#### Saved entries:
:::::

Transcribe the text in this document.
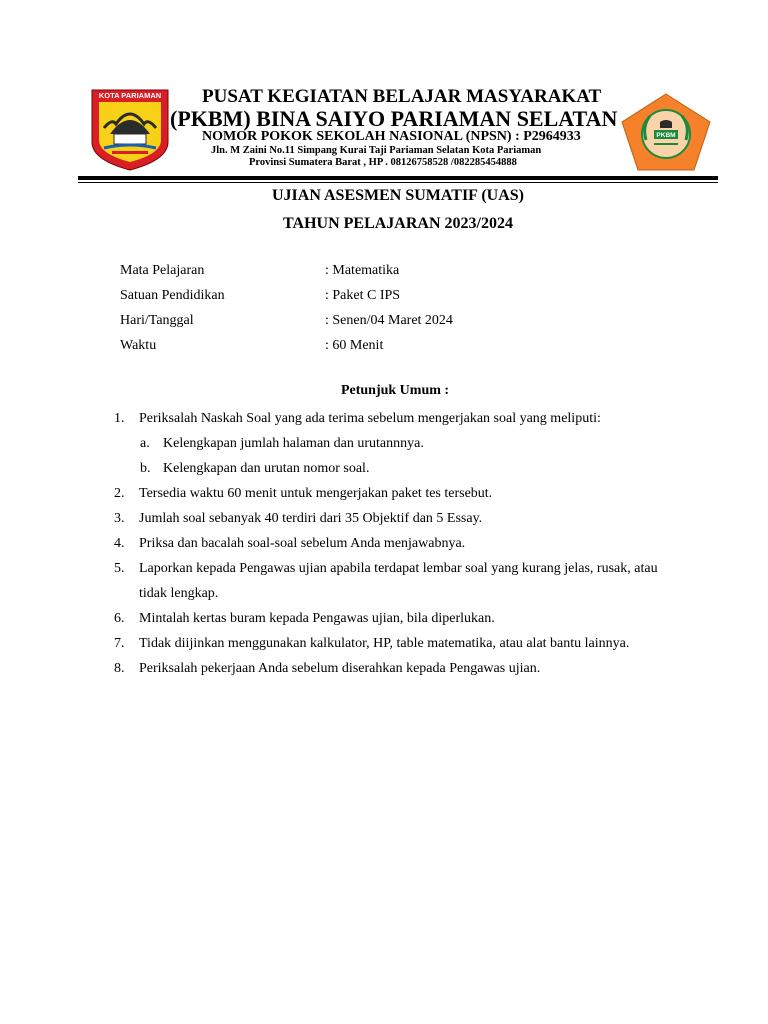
KOTA PARIAMAN PUSAT KEGIATAN BELAJAR MASYARAKAT
(PKBM) BINA SAIYO PARIAMAN SELATAN
NOMOR POKOK SEKOLAH NASIONAL (NPSN) : P2964933
Jln. M Zaini No.11 Simpang Kurai Taji Pariaman Selatan Kota Pariaman
Provinsi Sumatera Barat , HP . 08126758528 /082285454888
PKBM
UJIAN ASESMEN SUMATIF (UAS)
TAHUN PELAJARAN 2023/2024
Mata Pelajaran	: Matematika
Satuan Pendidikan	: Paket C IPS
Hari/Tanggal	: Senen/04 Maret 2024
Waktu	: 60 Menit
Petunjuk Umum :
1. Periksalah Naskah Soal yang ada terima sebelum mengerjakan soal yang meliputi:
a. Kelengkapan jumlah halaman dan urutannnya.
b. Kelengkapan dan urutan nomor soal.
2. Tersedia waktu 60 menit untuk mengerjakan paket tes tersebut.
3. Jumlah soal sebanyak 40 terdiri dari 35 Objektif dan 5 Essay.
4. Priksa dan bacalah soal-soal sebelum Anda menjawabnya.
5. Laporkan kepada Pengawas ujian apabila terdapat lembar soal yang kurang jelas, rusak, atau tidak lengkap.
6. Mintalah kertas buram kepada Pengawas ujian, bila diperlukan.
7. Tidak diijinkan menggunakan kalkulator, HP, table matematika, atau alat bantu lainnya.
8. Periksalah pekerjaan Anda sebelum diserahkan kepada Pengawas ujian.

:::::

#### What this task involves:
Strip the images and reproduce the remaining records precisely.

#### Solution to this problem:
Transcribe the text in this document.
KOTA PARIAMAN PUSAT KEGIATAN BELAJAR MASYARAKAT
(PKBM) BINA SAIYO PARIAMAN SELATAN
NOMOR POKOK SEKOLAH NASIONAL (NPSN) : P2964933
Jln. M Zaini No.11 Simpang Kurai Taji Pariaman Selatan Kota Pariaman
Provinsi Sumatera Barat , HP . 08126758528 /082285454888
PKBM
UJIAN ASESMEN SUMATIF (UAS)
TAHUN PELAJARAN 2023/2024
Mata Pelajaran	: Matematika
Satuan Pendidikan	: Paket C IPS
Hari/Tanggal	: Senen/04 Maret 2024
Waktu	: 60 Menit
Petunjuk Umum :
1. Periksalah Naskah Soal yang ada terima sebelum mengerjakan soal yang meliputi:
a. Kelengkapan jumlah halaman dan urutannnya.
b. Kelengkapan dan urutan nomor soal.
2. Tersedia waktu 60 menit untuk mengerjakan paket tes tersebut.
3. Jumlah soal sebanyak 40 terdiri dari 35 Objektif dan 5 Essay.
4. Priksa dan bacalah soal-soal sebelum Anda menjawabnya.
5. Laporkan kepada Pengawas ujian apabila terdapat lembar soal yang kurang jelas, rusak, atau tidak lengkap.
6. Mintalah kertas buram kepada Pengawas ujian, bila diperlukan.
7. Tidak diijinkan menggunakan kalkulator, HP, table matematika, atau alat bantu lainnya.
8. Periksalah pekerjaan Anda sebelum diserahkan kepada Pengawas ujian.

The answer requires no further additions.